→ WHAT TO PRODUCE
Find each line containing the string "项目成果". Copy it.

→ RECORDS FOR PROCESSING
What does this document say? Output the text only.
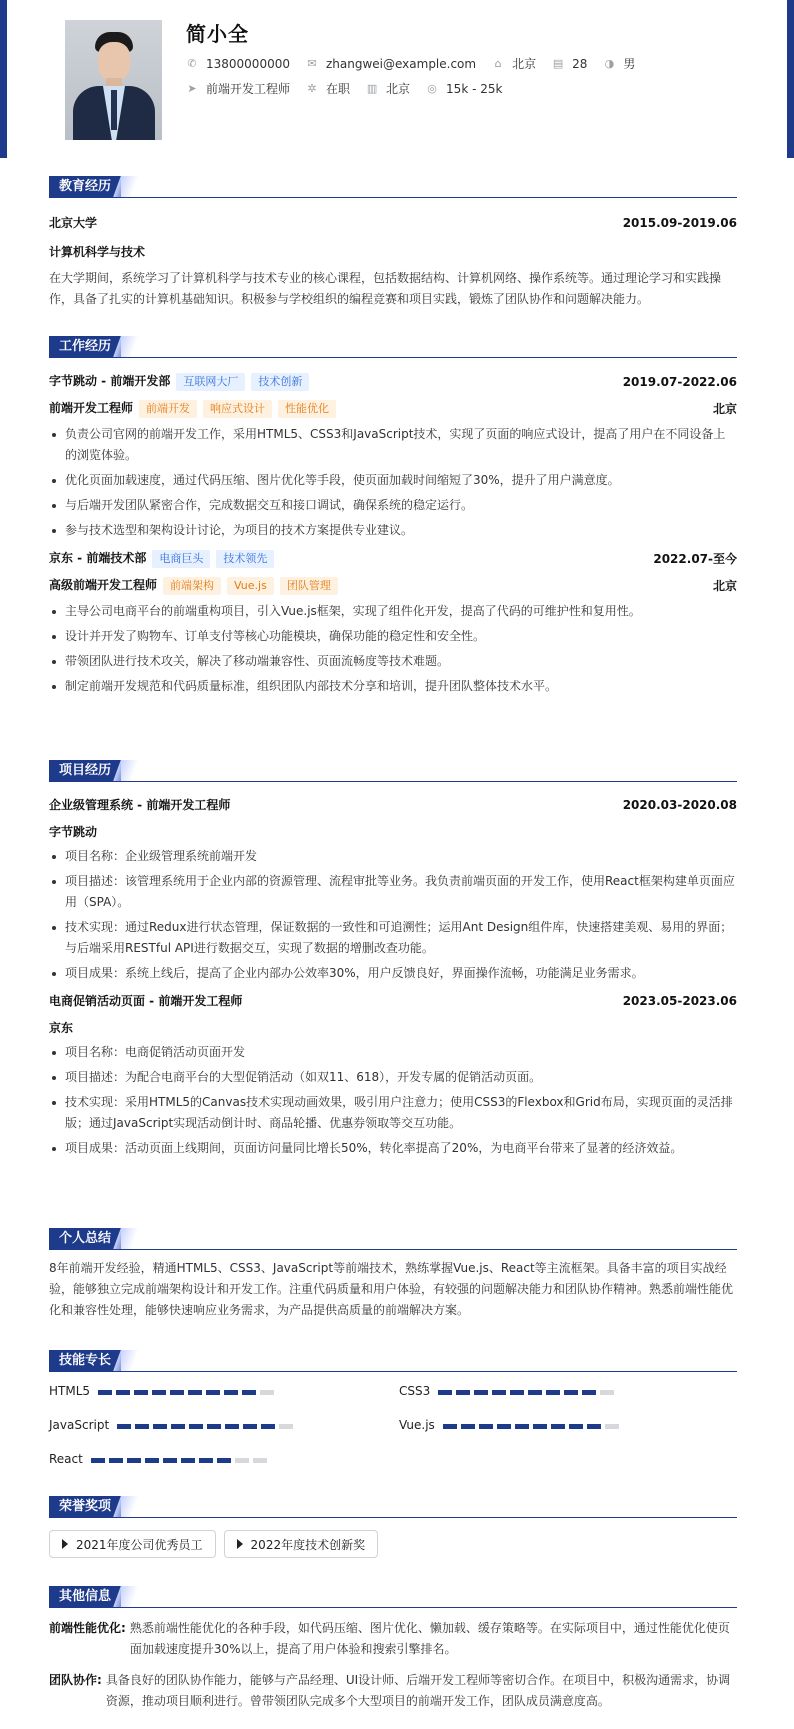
简小全
✆ 13800000000 ✉ zhangwei@example.com ⌂ 北京 ▤ 28 ◑ 男
➤ 前端开发工程师 ✲ 在职 ▥ 北京 ◎ 15k - 25k
教育经历
北京大学	2015.09-2019.06
计算机科学与技术
在大学期间，系统学习了计算机科学与技术专业的核心课程，包括数据结构、计算机网络、操作系统等。通过理论学习和实践操作，具备了扎实的计算机基础知识。积极参与学校组织的编程竞赛和项目实践，锻炼了团队协作和问题解决能力。
工作经历
字节跳动 - 前端开发部 互联网大厂 技术创新	2019.07-2022.06
前端开发工程师 前端开发 响应式设计 性能优化	北京
负责公司官网的前端开发工作，采用HTML5、CSS3和JavaScript技术，实现了页面的响应式设计，提高了用户在不同设备上的浏览体验。
优化页面加载速度，通过代码压缩、图片优化等手段，使页面加载时间缩短了30%，提升了用户满意度。
与后端开发团队紧密合作，完成数据交互和接口调试，确保系统的稳定运行。
参与技术选型和架构设计讨论，为项目的技术方案提供专业建议。
京东 - 前端技术部 电商巨头 技术领先	2022.07-至今
高级前端开发工程师 前端架构 Vue.js 团队管理	北京
主导公司电商平台的前端重构项目，引入Vue.js框架，实现了组件化开发，提高了代码的可维护性和复用性。
设计并开发了购物车、订单支付等核心功能模块，确保功能的稳定性和安全性。
带领团队进行技术攻关，解决了移动端兼容性、页面流畅度等技术难题。
制定前端开发规范和代码质量标准，组织团队内部技术分享和培训，提升团队整体技术水平。
项目经历
企业级管理系统 - 前端开发工程师	2020.03-2020.08
字节跳动
项目名称：企业级管理系统前端开发
项目描述：该管理系统用于企业内部的资源管理、流程审批等业务。我负责前端页面的开发工作，使用React框架构建单页面应用（SPA）。
技术实现：通过Redux进行状态管理，保证数据的一致性和可追溯性；运用Ant Design组件库，快速搭建美观、易用的界面；与后端采用RESTful API进行数据交互，实现了数据的增删改查功能。
项目成果：系统上线后，提高了企业内部办公效率30%，用户反馈良好，界面操作流畅，功能满足业务需求。
电商促销活动页面 - 前端开发工程师	2023.05-2023.06
京东
项目名称：电商促销活动页面开发
项目描述：为配合电商平台的大型促销活动（如双11、618），开发专属的促销活动页面。
技术实现：采用HTML5的Canvas技术实现动画效果，吸引用户注意力；使用CSS3的Flexbox和Grid布局，实现页面的灵活排版；通过JavaScript实现活动倒计时、商品轮播、优惠券领取等交互功能。
项目成果：活动页面上线期间，页面访问量同比增长50%，转化率提高了20%，为电商平台带来了显著的经济效益。
个人总结
8年前端开发经验，精通HTML5、CSS3、JavaScript等前端技术，熟练掌握Vue.js、React等主流框架。具备丰富的项目实战经验，能够独立完成前端架构设计和开发工作。注重代码质量和用户体验，有较强的问题解决能力和团队协作精神。熟悉前端性能优化和兼容性处理，能够快速响应业务需求，为产品提供高质量的前端解决方案。
技能专长
HTML5	CSS3
JavaScript	Vue.js
React
荣誉奖项
2021年度公司优秀员工	2022年度技术创新奖
其他信息
前端性能优化: 熟悉前端性能优化的各种手段，如代码压缩、图片优化、懒加载、缓存策略等。在实际项目中，通过性能优化使页面加载速度提升30%以上，提高了用户体验和搜索引擎排名。
团队协作: 具备良好的团队协作能力，能够与产品经理、UI设计师、后端开发工程师等密切合作。在项目中，积极沟通需求，协调资源，推动项目顺利进行。曾带领团队完成多个大型项目的前端开发工作，团队成员满意度高。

→ REPLY TO THE TASK
项目成果：系统上线后，提高了企业内部办公效率30%，用户反馈良好，界面操作流畅，功能满足业务需求。
项目成果：活动页面上线期间，页面访问量同比增长50%，转化率提高了20%，为电商平台带来了显著的经济效益。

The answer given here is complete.